▸ WORK TO COMPLETE
• A. List the potential bottlenecks that the reply in the fileserver thread names as part of this process.
• B. Reproduce verbatim the portion of the fileserver thread starting with "It's difficult to" and going on through "a dominant factor.".

== SOURCE PASSAGE ==

[OpenAFS-devel] how does fileserver read from disk?

Marcus Watts mdw@umich.edu
Sat, 17 Sep 2005 05:38:52 -0400


Various wrote:
> Hi Chas!
> 
> On 16 Sep 2005, at 14:42, chas williams - CONTRACTOR wrote:
> 
> > In message <6E0E8B0D-4DAF-445C-959C-3E9B212EF35D@e18.physik.tu- 
> > muenchen.de>,Roland Kuhn writes:
> >
> >> Why can't this be replaced by read(big segment)->buffer->sendmsg 
> >> (small
> >> segments). AFAIK readv() is implemented in terms of read() in the
> >> kernel for almost all filesystems, so it should really only have the
> >> effect of making the disk transfer more efficient. The msg headers
> >> interspersed with the data have to come from userspace in any case,
> >> right?
> >>
> >
> > no reason you couldnt do this i suppose.  you would need twice the
> > number of entries in the iovec though.  you would need a special  
> > version
> > of rx_AllocWritev() that only allocated packet headers and chops up a
> > buffer you pass in.
> >
> > curious, i rewrote rx_FetchData() to read into a single buffer and  
> > then
> > memcpy() into the already allocated rx packets.  this had no impact on
> > performance as far as i could tell (my typical test read was a 16k  
> > read
> > split across 12/13 rx packets).  the big problem with iovec is not  
> > iovec
> > really but rather than you only get 1k for each rx packet you process.
> > it quite a bit of work to handle an rx packet.  (although if your  
> > lower
> > level disk driver didnt support scatter/gather you might seem some
> > benefit from this).
> 
> I know already that 16k-reads are non-optimal ;-) What I meant was  
> doing chunksize (1MB in my case) reads. But what I gather from this  
> discussion is that this would really be some work as this read-ahead  
> would have to be managed across several rx jumbograms, wouldn't it?
> 
> Ciao,
>                      Roland

I'm not surprised you're not seeing a difference changing things.

There are several potential bottlenecks in this process:

/1/ reading off of disk
/2/ cpu handling - kernel & user mode
/3/ network output

All the work you're doing with iovecs and such is mainly manipulating
the cpu handling.  If you were doing very small disk reads (say, < 4096 bytes),
there's a win here.  The difference between 16k and 1m is much less extreme.

Regardless of whether you do small reads or big, the net result of all
this is that the system somehow has to schedule disk reads on a regular
basis, and can't do anything with the data until it has it.
Once you are doing block aligned reads, there's little further win
to doing larger reads.  The system probably already has read-ahead
logic engaged - it will read the next block into the buffer cache while
your logic is crunching on the previous one.  That's already giving you
all the advantages "async I/O" would have given you.

It's difficult to do much to improve the network overhead,
without making incompatible changes to things.  This is your
most likely bottlneck though.  If you try this with repeated reads
from the same file (so it doesn't have to go out to disk), this
will be the dominant factor.

If you have a real load, with lots of people accessing parts of your
filesystem, the next most serious bottleneck after network is
your disk.  If you have more than one person accessing your
fileserver, seek time is probably a dominant factor.
The disk driver is probably better at minimum response time
rather than maximum throughput.  So if somebody else requests
1k while you are in the midst of your 1mb transfer, chances
there will be a head seek to satify their request at the
expense of yours.  Also, there may not be much you can do from
the application layer to alter this behavior.

You'll probably have the best luck improving things if you can
come up with some good way to instrument the existing code to
figure out where the bottlenecks are in it, and by trying various
experiments to find out what maximal theoretical performance you
should expect from each piece and under what circumstances.

				-Marcus Watts
				UM ITCS Umich Systems Group

===
== DATA RECORDS ==

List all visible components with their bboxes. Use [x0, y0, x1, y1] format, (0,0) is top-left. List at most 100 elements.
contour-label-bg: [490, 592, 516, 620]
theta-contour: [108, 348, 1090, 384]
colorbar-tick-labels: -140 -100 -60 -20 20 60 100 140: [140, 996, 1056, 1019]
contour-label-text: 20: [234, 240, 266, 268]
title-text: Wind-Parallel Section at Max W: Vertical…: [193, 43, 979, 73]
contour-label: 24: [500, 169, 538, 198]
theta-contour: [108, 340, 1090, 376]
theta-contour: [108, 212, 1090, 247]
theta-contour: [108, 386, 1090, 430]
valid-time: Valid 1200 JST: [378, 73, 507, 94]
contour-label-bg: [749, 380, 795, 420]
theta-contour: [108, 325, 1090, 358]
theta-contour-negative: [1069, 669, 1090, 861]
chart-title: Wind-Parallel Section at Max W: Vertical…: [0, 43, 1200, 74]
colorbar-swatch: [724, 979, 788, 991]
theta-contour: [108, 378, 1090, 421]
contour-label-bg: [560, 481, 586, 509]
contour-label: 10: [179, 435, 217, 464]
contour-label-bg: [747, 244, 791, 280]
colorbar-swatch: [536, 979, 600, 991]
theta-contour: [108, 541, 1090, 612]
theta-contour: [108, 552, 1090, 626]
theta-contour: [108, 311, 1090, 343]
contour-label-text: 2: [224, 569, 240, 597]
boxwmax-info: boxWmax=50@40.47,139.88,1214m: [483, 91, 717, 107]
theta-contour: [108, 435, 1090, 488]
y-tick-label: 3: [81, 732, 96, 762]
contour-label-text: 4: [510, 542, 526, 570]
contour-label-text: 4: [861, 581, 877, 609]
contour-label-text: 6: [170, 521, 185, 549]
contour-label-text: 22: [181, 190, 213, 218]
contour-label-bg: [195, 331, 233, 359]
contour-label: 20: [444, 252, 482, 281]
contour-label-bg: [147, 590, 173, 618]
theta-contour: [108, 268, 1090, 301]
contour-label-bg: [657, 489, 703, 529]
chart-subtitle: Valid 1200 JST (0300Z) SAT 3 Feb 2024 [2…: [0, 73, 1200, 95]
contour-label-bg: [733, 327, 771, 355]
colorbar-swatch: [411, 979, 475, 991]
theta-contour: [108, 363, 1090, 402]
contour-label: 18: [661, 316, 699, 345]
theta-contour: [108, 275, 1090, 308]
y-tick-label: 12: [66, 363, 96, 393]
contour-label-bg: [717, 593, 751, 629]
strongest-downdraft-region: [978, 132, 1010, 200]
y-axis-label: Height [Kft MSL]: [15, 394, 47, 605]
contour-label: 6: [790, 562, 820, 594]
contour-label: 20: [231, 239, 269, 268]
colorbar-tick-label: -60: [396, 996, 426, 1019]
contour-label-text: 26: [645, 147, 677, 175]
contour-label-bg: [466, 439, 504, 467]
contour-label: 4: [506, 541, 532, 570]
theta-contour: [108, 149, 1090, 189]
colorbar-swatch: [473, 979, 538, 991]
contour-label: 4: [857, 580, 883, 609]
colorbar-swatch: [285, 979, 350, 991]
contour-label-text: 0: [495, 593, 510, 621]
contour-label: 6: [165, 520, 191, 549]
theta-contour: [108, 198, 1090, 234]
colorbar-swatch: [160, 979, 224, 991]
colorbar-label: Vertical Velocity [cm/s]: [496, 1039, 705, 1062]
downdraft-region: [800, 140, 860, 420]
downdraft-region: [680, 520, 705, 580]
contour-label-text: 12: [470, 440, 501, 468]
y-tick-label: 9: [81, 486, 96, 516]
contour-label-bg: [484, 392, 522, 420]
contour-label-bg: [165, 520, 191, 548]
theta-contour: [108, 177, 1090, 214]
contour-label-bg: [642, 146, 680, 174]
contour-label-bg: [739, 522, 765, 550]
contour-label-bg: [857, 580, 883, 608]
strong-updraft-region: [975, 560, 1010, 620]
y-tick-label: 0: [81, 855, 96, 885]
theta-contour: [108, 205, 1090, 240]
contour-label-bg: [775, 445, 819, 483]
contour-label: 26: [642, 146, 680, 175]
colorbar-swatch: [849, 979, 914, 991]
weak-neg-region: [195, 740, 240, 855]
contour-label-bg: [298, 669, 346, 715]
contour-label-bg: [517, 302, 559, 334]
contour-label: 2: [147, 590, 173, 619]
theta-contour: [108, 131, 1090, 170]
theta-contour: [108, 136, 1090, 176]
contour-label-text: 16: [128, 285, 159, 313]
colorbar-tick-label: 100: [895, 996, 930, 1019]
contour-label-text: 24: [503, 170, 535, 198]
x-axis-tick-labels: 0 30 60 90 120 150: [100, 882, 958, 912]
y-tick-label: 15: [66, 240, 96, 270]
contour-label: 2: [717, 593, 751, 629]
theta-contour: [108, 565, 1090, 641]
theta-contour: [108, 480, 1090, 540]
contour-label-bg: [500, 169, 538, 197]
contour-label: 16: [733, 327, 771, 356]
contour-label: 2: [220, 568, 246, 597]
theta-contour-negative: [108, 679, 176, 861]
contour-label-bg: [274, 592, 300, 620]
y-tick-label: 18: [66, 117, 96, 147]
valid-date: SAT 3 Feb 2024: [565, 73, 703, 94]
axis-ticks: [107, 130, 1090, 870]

===

▸ TASK-BY-TASK ANSWERS
• A.
/1/ reading off of disk
/2/ cpu handling - kernel & user mode
/3/ network output

• B.
It's difficult to do much to improve the network overhead,
without making incompatible changes to things.  This is your
most likely bottlneck though.  If you try this with repeated reads
from the same file (so it doesn't have to go out to disk), this
will be the dominant factor.

If you have a real load, with lots of people accessing parts of your
filesystem, the next most serious bottleneck after network is
your disk.  If you have more than one person accessing your
fileserver, seek time is probably a dominant factor.